## PASSAGE PROVIDED:
Reviews

Marriage Story

It’s been forty years since we had a really good custody film. Oh, there have been good films in that span where custody was a topic, like Mrs. Doubtfire and Noah Baumbach’s own The Squid and the Whale. Yet, precious few films, and even fewer quality films –and none since Kramer vs. Kramer– have actually gone into depth about the Hellscape that is fighting for the right to ignore your children.

Quick to get all its smiles out of the way early on, Marriage Story begins with Charlie (Adam Driver) and Nicole (Scarlett Johansson) each with a laundry list professing what they love about the other person. The lists are thoughtful, the kind of bullet point love letters widows and widowers recite at eulogies. Novice film goers will swoon; veteran film goers cringe. When you begin a film with a wedding, you’re waiting for a divorce. Sure enough, the dueling montage of “awwww” cuts to a scene in the office of marriage counselor. Charlie and Nicole are splitting up.

Once upon a time, Nicole was a potential Phoebe Cates, a rising actress known primary for a topless scene in a teen comedy. While in Manhattan, Phoe B sees a play by the Broadway directorial version of a starlet. As a director, Charlie, too, was a rising star, and before long, Nicole became a fixture in his life and playhouse … never to be heard from again. That’s all expositional backstory. In the moment, he’s a respected off-Broadway director, and she just landed a part in a TV show pilot. Their lives are now on opposite coasts.

## DATA SHOWN:
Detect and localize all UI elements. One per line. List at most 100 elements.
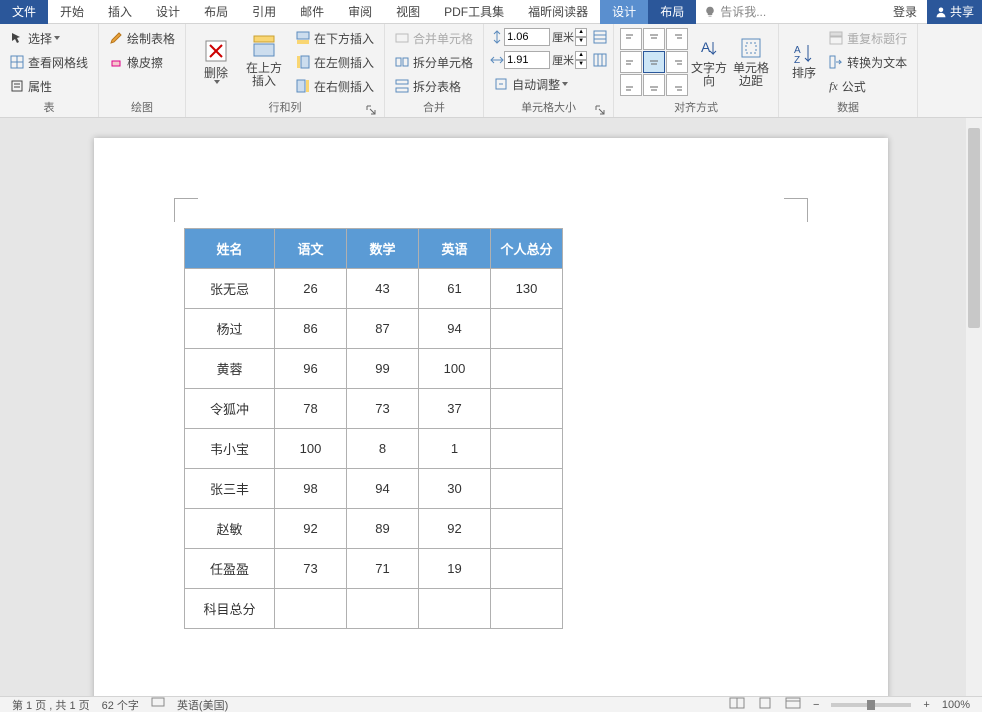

## WORK INSTRUCTIONS:
a) In the Marriage Story review, which film is named as the last quality film to go into depth about custody fights?
b) Pick up the Marriage Story review right after its last sentence and keep writing it.

## TASK RESPONSES:
a) Kramer vs. Kramer

b)
He wants NYC; she wants El Lay. That all is fine except for the fact that in the interim, they had a child, Henry (Azhy Robertson). And both parents want Henry on their coast. Remember that part where they talked about all the things they loved about one another? They both recognized the other as competitive. The montage at the outset illustrated the point twice (once for each parent) in comic fashion over a Monopoly board. But now, this ain’t Monopoly and they aren’t, unfortunately, playing with Monopoly money.

While the story remained focused on Nicole and Charlie, I was 100% with it. Couples break up. Nice couples. People you can imagine being. And perhaps for little other reason than, “you don’t see me.” Charlie is a good guy who took Nicole for granted; Nicole never made it clear that NYC was simply a rest stop on her way to something bigger. It’s all too common and sad, and Noah Baumbach has captured the essence of a nice couple dealing with being real people splitting up. And then the lawyers show up. Laura Dern, Alan Alda, and Ray Liotta take turns sullying the ground and uglifying the film. It’s a necessary step in demonstrating that, perhaps, there is no such thing as an amicable divorce, and yet Marriage Story becomes a genuine turn off when it becomes a lawyer battle.

Marriage Story is a film you watch if you’re thinking about a divorce. It will either solidify or, more likely, deter your emotions on the subject. Here are two otherwise reasonable people turning into monsters all for the sake of showing their child which parent is the least monstrous. That’s kinda awful, yet clearly true to life. If I might borrow an aphorism I learned from Marriage Story: “Criminal lawyers see bad people at their best, divorce lawyers see good people at their worst.” And therein lies the strength and weakness of this picture.

The storybooks end coupling at sappy
They cut out before arrangements get crappy
Yet when lawyers revolve
The proceedings devolve
So much cheaper just to stay at “unhappy”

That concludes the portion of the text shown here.